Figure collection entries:
▽

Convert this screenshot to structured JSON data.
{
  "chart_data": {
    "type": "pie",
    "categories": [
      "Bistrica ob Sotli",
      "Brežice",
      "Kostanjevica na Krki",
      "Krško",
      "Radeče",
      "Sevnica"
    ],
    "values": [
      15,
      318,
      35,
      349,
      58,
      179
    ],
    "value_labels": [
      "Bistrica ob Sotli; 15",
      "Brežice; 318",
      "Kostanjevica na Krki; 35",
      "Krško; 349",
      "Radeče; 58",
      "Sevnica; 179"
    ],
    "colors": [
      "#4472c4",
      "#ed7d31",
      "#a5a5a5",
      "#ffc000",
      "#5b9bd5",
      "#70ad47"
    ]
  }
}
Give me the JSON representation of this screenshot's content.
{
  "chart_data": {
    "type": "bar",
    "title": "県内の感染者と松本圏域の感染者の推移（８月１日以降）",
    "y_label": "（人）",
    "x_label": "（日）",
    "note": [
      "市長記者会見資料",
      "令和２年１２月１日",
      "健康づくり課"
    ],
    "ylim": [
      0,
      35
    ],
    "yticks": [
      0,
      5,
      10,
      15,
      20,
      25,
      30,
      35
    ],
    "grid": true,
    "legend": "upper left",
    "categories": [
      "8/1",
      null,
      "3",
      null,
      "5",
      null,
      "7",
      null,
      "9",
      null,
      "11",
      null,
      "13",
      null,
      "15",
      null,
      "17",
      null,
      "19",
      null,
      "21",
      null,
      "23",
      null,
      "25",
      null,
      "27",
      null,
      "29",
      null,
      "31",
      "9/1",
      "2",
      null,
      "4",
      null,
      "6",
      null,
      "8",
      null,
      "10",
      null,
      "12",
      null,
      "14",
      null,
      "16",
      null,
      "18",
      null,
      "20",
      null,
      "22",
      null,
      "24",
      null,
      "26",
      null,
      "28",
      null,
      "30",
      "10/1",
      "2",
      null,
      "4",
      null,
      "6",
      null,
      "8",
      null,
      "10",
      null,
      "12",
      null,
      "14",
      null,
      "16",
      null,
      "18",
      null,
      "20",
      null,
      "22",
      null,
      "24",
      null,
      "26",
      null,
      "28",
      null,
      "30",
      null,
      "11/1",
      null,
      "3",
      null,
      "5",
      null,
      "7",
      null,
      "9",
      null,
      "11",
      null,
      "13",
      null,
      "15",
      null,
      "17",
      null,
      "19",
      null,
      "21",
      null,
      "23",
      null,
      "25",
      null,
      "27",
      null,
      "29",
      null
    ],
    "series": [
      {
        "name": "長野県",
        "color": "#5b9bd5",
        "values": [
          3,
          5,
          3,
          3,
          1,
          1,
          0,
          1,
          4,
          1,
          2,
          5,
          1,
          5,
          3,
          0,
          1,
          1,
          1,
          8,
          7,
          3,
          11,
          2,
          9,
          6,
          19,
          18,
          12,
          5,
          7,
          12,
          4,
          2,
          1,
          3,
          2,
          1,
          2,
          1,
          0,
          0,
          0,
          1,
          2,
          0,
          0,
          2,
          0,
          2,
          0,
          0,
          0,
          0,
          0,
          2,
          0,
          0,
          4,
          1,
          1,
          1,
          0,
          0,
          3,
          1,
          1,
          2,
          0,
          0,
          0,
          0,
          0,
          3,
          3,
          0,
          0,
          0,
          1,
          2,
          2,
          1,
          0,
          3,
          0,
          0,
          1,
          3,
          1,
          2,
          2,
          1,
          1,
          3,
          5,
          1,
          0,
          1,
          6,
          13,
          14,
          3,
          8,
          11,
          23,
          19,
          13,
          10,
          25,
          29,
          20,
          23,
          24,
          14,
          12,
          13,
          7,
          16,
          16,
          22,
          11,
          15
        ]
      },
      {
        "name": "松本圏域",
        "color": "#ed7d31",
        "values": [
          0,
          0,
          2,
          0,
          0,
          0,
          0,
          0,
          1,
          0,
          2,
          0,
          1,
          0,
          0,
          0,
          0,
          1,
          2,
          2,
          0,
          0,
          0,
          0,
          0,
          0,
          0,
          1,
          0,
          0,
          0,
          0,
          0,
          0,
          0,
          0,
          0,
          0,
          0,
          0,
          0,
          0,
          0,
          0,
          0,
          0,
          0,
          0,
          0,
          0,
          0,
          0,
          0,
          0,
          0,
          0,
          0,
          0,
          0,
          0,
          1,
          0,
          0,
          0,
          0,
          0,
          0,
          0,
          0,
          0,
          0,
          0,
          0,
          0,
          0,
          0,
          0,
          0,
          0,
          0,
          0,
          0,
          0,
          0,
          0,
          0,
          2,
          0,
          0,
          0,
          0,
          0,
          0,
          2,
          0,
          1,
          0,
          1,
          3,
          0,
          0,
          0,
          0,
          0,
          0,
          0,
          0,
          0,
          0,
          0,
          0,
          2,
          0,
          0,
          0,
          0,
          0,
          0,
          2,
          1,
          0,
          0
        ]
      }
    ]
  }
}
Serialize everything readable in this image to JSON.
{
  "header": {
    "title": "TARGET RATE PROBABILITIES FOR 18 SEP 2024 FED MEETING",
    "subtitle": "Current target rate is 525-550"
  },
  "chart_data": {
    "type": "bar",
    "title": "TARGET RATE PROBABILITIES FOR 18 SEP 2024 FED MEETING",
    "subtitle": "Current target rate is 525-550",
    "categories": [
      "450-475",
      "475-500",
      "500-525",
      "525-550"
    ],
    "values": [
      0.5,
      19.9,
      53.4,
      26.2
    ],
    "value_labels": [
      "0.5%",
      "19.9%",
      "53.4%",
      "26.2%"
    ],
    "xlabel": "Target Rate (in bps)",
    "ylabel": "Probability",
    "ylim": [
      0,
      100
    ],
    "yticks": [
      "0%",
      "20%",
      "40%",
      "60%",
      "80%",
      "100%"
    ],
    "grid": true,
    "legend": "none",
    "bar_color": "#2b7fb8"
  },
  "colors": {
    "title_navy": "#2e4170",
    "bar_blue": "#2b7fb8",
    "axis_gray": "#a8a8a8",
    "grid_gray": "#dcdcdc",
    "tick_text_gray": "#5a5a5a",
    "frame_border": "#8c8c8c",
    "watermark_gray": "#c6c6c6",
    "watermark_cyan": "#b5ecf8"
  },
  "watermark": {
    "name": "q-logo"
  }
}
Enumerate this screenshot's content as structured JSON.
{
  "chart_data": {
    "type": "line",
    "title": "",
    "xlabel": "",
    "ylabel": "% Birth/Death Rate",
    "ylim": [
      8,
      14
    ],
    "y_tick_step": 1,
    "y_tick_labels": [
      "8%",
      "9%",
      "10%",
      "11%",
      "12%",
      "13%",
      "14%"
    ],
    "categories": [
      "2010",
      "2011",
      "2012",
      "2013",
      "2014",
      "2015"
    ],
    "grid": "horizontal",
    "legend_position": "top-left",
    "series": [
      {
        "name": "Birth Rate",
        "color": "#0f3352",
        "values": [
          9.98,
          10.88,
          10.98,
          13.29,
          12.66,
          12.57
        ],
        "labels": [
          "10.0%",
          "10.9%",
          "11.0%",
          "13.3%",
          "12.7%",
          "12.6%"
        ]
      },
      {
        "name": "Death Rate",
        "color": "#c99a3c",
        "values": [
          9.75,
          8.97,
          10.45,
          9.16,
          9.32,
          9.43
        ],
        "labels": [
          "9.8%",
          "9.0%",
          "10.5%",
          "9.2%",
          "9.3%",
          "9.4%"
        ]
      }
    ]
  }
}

△

EXERCISE BRIEF: Please reproduce all of the entries exactly as they stand.

WRITTEN REPLY:
Convert this screenshot to structured JSON data.
{
  "chart_data": {
    "type": "pie",
    "categories": [
      "Bistrica ob Sotli",
      "Brežice",
      "Kostanjevica na Krki",
      "Krško",
      "Radeče",
      "Sevnica"
    ],
    "values": [
      15,
      318,
      35,
      349,
      58,
      179
    ],
    "value_labels": [
      "Bistrica ob Sotli; 15",
      "Brežice; 318",
      "Kostanjevica na Krki; 35",
      "Krško; 349",
      "Radeče; 58",
      "Sevnica; 179"
    ],
    "colors": [
      "#4472c4",
      "#ed7d31",
      "#a5a5a5",
      "#ffc000",
      "#5b9bd5",
      "#70ad47"
    ]
  }
}
Give me the JSON representation of this screenshot's content.
{
  "chart_data": {
    "type": "bar",
    "title": "県内の感染者と松本圏域の感染者の推移（８月１日以降）",
    "y_label": "（人）",
    "x_label": "（日）",
    "note": [
      "市長記者会見資料",
      "令和２年１２月１日",
      "健康づくり課"
    ],
    "ylim": [
      0,
      35
    ],
    "yticks": [
      0,
      5,
      10,
      15,
      20,
      25,
      30,
      35
    ],
    "grid": true,
    "legend": "upper left",
    "categories": [
      "8/1",
      null,
      "3",
      null,
      "5",
      null,
      "7",
      null,
      "9",
      null,
      "11",
      null,
      "13",
      null,
      "15",
      null,
      "17",
      null,
      "19",
      null,
      "21",
      null,
      "23",
      null,
      "25",
      null,
      "27",
      null,
      "29",
      null,
      "31",
      "9/1",
      "2",
      null,
      "4",
      null,
      "6",
      null,
      "8",
      null,
      "10",
      null,
      "12",
      null,
      "14",
      null,
      "16",
      null,
      "18",
      null,
      "20",
      null,
      "22",
      null,
      "24",
      null,
      "26",
      null,
      "28",
      null,
      "30",
      "10/1",
      "2",
      null,
      "4",
      null,
      "6",
      null,
      "8",
      null,
      "10",
      null,
      "12",
      null,
      "14",
      null,
      "16",
      null,
      "18",
      null,
      "20",
      null,
      "22",
      null,
      "24",
      null,
      "26",
      null,
      "28",
      null,
      "30",
      null,
      "11/1",
      null,
      "3",
      null,
      "5",
      null,
      "7",
      null,
      "9",
      null,
      "11",
      null,
      "13",
      null,
      "15",
      null,
      "17",
      null,
      "19",
      null,
      "21",
      null,
      "23",
      null,
      "25",
      null,
      "27",
      null,
      "29",
      null
    ],
    "series": [
      {
        "name": "長野県",
        "color": "#5b9bd5",
        "values": [
          3,
          5,
          3,
          3,
          1,
          1,
          0,
          1,
          4,
          1,
          2,
          5,
          1,
          5,
          3,
          0,
          1,
          1,
          1,
          8,
          7,
          3,
          11,
          2,
          9,
          6,
          19,
          18,
          12,
          5,
          7,
          12,
          4,
          2,
          1,
          3,
          2,
          1,
          2,
          1,
          0,
          0,
          0,
          1,
          2,
          0,
          0,
          2,
          0,
          2,
          0,
          0,
          0,
          0,
          0,
          2,
          0,
          0,
          4,
          1,
          1,
          1,
          0,
          0,
          3,
          1,
          1,
          2,
          0,
          0,
          0,
          0,
          0,
          3,
          3,
          0,
          0,
          0,
          1,
          2,
          2,
          1,
          0,
          3,
          0,
          0,
          1,
          3,
          1,
          2,
          2,
          1,
          1,
          3,
          5,
          1,
          0,
          1,
          6,
          13,
          14,
          3,
          8,
          11,
          23,
          19,
          13,
          10,
          25,
          29,
          20,
          23,
          24,
          14,
          12,
          13,
          7,
          16,
          16,
          22,
          11,
          15
        ]
      },
      {
        "name": "松本圏域",
        "color": "#ed7d31",
        "values": [
          0,
          0,
          2,
          0,
          0,
          0,
          0,
          0,
          1,
          0,
          2,
          0,
          1,
          0,
          0,
          0,
          0,
          1,
          2,
          2,
          0,
          0,
          0,
          0,
          0,
          0,
          0,
          1,
          0,
          0,
          0,
          0,
          0,
          0,
          0,
          0,
          0,
          0,
          0,
          0,
          0,
          0,
          0,
          0,
          0,
          0,
          0,
          0,
          0,
          0,
          0,
          0,
          0,
          0,
          0,
          0,
          0,
          0,
          0,
          0,
          1,
          0,
          0,
          0,
          0,
          0,
          0,
          0,
          0,
          0,
          0,
          0,
          0,
          0,
          0,
          0,
          0,
          0,
          0,
          0,
          0,
          0,
          0,
          0,
          0,
          0,
          2,
          0,
          0,
          0,
          0,
          0,
          0,
          2,
          0,
          1,
          0,
          1,
          3,
          0,
          0,
          0,
          0,
          0,
          0,
          0,
          0,
          0,
          0,
          0,
          0,
          2,
          0,
          0,
          0,
          0,
          0,
          0,
          2,
          1,
          0,
          0
        ]
      }
    ]
  }
}
Serialize everything readable in this image to JSON.
{
  "header": {
    "title": "TARGET RATE PROBABILITIES FOR 18 SEP 2024 FED MEETING",
    "subtitle": "Current target rate is 525-550"
  },
  "chart_data": {
    "type": "bar",
    "title": "TARGET RATE PROBABILITIES FOR 18 SEP 2024 FED MEETING",
    "subtitle": "Current target rate is 525-550",
    "categories": [
      "450-475",
      "475-500",
      "500-525",
      "525-550"
    ],
    "values": [
      0.5,
      19.9,
      53.4,
      26.2
    ],
    "value_labels": [
      "0.5%",
      "19.9%",
      "53.4%",
      "26.2%"
    ],
    "xlabel": "Target Rate (in bps)",
    "ylabel": "Probability",
    "ylim": [
      0,
      100
    ],
    "yticks": [
      "0%",
      "20%",
      "40%",
      "60%",
      "80%",
      "100%"
    ],
    "grid": true,
    "legend": "none",
    "bar_color": "#2b7fb8"
  },
  "colors": {
    "title_navy": "#2e4170",
    "bar_blue": "#2b7fb8",
    "axis_gray": "#a8a8a8",
    "grid_gray": "#dcdcdc",
    "tick_text_gray": "#5a5a5a",
    "frame_border": "#8c8c8c",
    "watermark_gray": "#c6c6c6",
    "watermark_cyan": "#b5ecf8"
  },
  "watermark": {
    "name": "q-logo"
  }
}
Enumerate this screenshot's content as structured JSON.
{
  "chart_data": {
    "type": "line",
    "title": "",
    "xlabel": "",
    "ylabel": "% Birth/Death Rate",
    "ylim": [
      8,
      14
    ],
    "y_tick_step": 1,
    "y_tick_labels": [
      "8%",
      "9%",
      "10%",
      "11%",
      "12%",
      "13%",
      "14%"
    ],
    "categories": [
      "2010",
      "2011",
      "2012",
      "2013",
      "2014",
      "2015"
    ],
    "grid": "horizontal",
    "legend_position": "top-left",
    "series": [
      {
        "name": "Birth Rate",
        "color": "#0f3352",
        "values": [
          9.98,
          10.88,
          10.98,
          13.29,
          12.66,
          12.57
        ],
        "labels": [
          "10.0%",
          "10.9%",
          "11.0%",
          "13.3%",
          "12.7%",
          "12.6%"
        ]
      },
      {
        "name": "Death Rate",
        "color": "#c99a3c",
        "values": [
          9.75,
          8.97,
          10.45,
          9.16,
          9.32,
          9.43
        ],
        "labels": [
          "9.8%",
          "9.0%",
          "10.5%",
          "9.2%",
          "9.3%",
          "9.4%"
        ]
      }
    ]
  }
}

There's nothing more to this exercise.